* TEXT EXTRACT *
####
SECURITIES AND EXCHANGE COMMISSION
Washington, D.C. 20549
SCHEDULE 13D
Under the Securities Exchange Act of 1934
STAR MULTI CARE SERVICES, INC.
(Name of Issuer)
COMMON STOCK
(Title of Class of Securities)
855156105
(CUSIP Number)
MR. STEPHEN STERNBACH, , PRESIDENT, 99 RAILROAD STATION PLAZA
HICKSVILLE, NEW YORK, 11801 (516) 938-2016
(Name, Address and Telephone Number of
Person Authorized to Receive Notices and Communications)
SEPTEMBER 9, 1997
(Date of Event which Requires Filing of this Statement)
If the filing person has previously filed a statement on Schedule 13G to report
the acquisition which is the subject of this Schedule 13D, and is filing this
schedule because of Rule 13d-1 (b)(3) or (4), check the following box. [ ]
Check the following box if a fee is being paid with the statement [ ]. (A fee is
not required only if the reporting person: (1) has a previous statement on file
reporting beneficial ownership of more than five percent of the class of
securities described in Item 1; and (2) has filed no amendment subsequent
thereto reporting beneficial ownership of five percent or less of such class.)
####
* DATASET ENTRIES *

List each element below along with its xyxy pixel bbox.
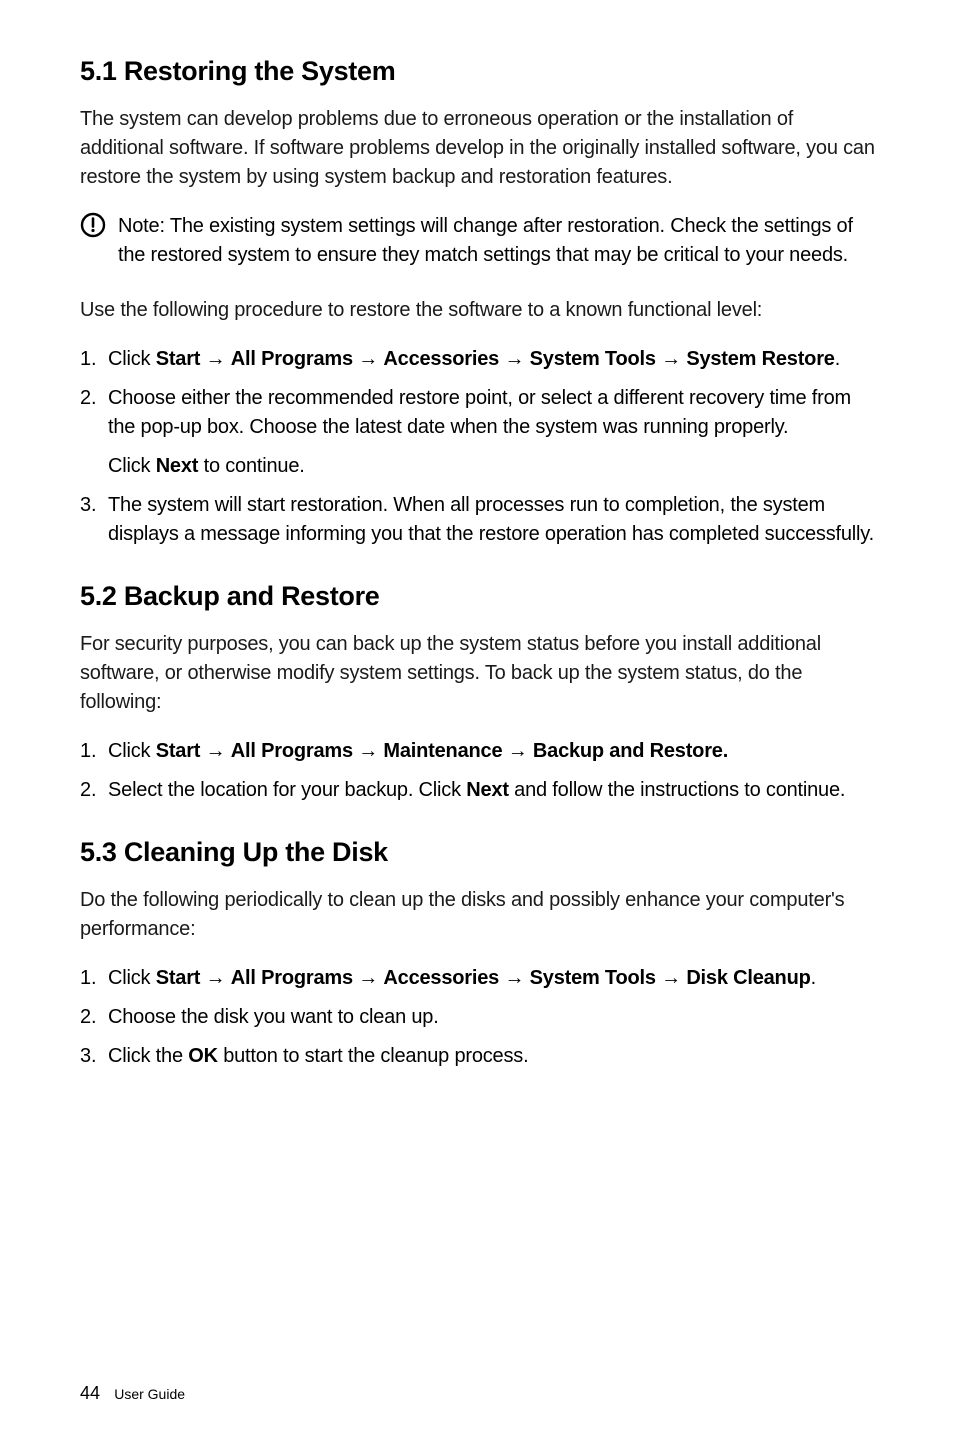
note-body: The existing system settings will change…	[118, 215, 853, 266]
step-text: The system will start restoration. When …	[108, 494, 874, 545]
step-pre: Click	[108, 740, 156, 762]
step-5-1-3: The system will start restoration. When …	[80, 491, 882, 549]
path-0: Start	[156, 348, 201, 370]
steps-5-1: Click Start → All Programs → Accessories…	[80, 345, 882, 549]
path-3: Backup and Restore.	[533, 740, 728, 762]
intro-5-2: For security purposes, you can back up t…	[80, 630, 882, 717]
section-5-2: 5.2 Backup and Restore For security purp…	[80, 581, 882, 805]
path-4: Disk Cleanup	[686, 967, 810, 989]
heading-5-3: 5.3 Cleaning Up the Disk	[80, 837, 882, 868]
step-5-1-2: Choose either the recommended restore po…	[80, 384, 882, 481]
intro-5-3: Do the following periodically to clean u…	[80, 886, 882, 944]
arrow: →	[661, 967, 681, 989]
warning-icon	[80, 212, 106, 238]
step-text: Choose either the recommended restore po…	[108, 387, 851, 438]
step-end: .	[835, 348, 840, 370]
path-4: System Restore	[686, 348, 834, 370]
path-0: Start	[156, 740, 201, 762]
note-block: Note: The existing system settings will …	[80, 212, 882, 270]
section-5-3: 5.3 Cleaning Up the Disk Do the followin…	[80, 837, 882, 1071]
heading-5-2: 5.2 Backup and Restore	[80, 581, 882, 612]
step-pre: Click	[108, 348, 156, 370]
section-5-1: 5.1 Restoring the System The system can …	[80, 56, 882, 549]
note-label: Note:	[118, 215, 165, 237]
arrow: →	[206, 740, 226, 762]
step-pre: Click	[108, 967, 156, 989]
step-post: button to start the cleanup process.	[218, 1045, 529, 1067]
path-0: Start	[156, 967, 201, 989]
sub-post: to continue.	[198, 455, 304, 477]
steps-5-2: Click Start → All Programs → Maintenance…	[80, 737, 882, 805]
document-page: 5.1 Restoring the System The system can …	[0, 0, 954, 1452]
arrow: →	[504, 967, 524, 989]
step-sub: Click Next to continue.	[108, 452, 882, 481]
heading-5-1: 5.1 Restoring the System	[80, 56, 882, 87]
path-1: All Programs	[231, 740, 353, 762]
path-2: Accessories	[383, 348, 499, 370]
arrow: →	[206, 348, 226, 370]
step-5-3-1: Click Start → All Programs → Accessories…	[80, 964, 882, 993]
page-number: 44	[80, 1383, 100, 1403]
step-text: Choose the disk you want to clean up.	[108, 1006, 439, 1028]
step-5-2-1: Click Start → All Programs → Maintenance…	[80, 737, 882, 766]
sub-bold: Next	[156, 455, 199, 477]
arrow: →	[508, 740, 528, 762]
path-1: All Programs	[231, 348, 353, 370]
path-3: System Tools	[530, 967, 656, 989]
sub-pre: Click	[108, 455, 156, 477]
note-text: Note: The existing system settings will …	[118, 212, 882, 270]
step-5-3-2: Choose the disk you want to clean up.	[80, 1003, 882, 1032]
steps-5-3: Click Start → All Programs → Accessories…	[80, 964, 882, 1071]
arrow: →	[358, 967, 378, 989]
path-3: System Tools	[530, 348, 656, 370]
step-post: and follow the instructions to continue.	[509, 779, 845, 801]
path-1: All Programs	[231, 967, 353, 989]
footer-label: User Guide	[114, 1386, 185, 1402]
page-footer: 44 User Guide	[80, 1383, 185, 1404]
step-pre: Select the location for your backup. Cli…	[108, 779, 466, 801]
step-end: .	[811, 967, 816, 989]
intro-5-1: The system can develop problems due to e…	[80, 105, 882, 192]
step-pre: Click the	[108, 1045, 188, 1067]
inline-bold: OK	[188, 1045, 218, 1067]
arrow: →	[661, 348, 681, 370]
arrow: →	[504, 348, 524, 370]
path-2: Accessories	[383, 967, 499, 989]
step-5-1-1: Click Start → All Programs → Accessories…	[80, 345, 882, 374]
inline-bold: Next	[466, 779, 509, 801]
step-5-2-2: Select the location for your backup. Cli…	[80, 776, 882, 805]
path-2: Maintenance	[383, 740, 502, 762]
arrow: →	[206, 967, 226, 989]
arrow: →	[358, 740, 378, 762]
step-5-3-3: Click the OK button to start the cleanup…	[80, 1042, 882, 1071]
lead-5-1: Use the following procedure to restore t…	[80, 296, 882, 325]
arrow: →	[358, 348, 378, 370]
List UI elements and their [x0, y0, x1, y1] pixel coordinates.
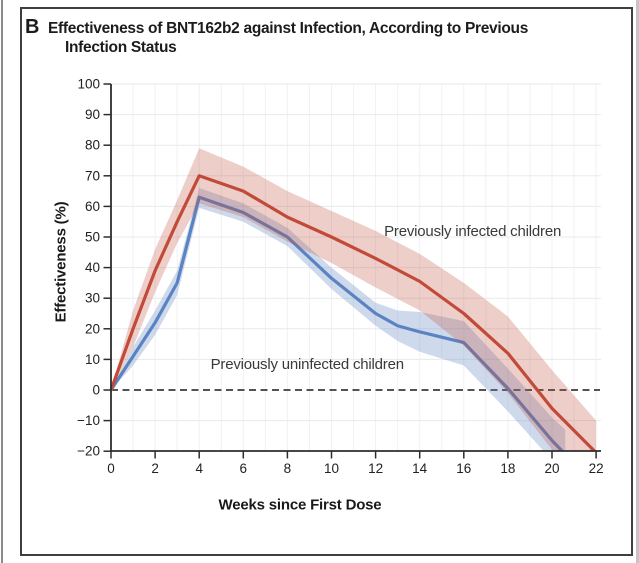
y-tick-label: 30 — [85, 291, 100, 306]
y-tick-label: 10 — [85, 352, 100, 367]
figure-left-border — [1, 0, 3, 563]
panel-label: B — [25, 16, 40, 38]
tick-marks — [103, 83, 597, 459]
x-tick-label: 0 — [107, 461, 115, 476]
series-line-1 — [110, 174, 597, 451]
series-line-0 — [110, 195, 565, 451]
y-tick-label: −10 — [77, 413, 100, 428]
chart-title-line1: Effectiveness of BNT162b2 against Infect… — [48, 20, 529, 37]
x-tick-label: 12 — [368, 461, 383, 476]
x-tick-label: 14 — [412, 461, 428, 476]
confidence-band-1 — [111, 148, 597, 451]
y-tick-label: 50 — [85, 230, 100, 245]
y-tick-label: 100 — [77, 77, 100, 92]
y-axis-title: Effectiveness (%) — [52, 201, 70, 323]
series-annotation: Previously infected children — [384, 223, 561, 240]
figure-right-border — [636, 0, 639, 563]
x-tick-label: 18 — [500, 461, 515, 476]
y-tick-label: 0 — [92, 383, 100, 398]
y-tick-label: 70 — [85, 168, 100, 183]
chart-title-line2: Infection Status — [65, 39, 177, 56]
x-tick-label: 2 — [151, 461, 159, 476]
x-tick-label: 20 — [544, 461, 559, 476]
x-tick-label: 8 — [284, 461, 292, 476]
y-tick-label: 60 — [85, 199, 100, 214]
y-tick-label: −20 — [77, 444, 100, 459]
####
Answer these about the Schedule 13D filing text:
1. Which company is named as the issuer?
2. Who is listed as the person authorized to receive notices and communications, and what is his title?
3. What date is given for the event that requires the filing?

1. Star Multi Care Services, Inc.
2. Mr. Stephen Sternbach, President.
3. September 9, 1997.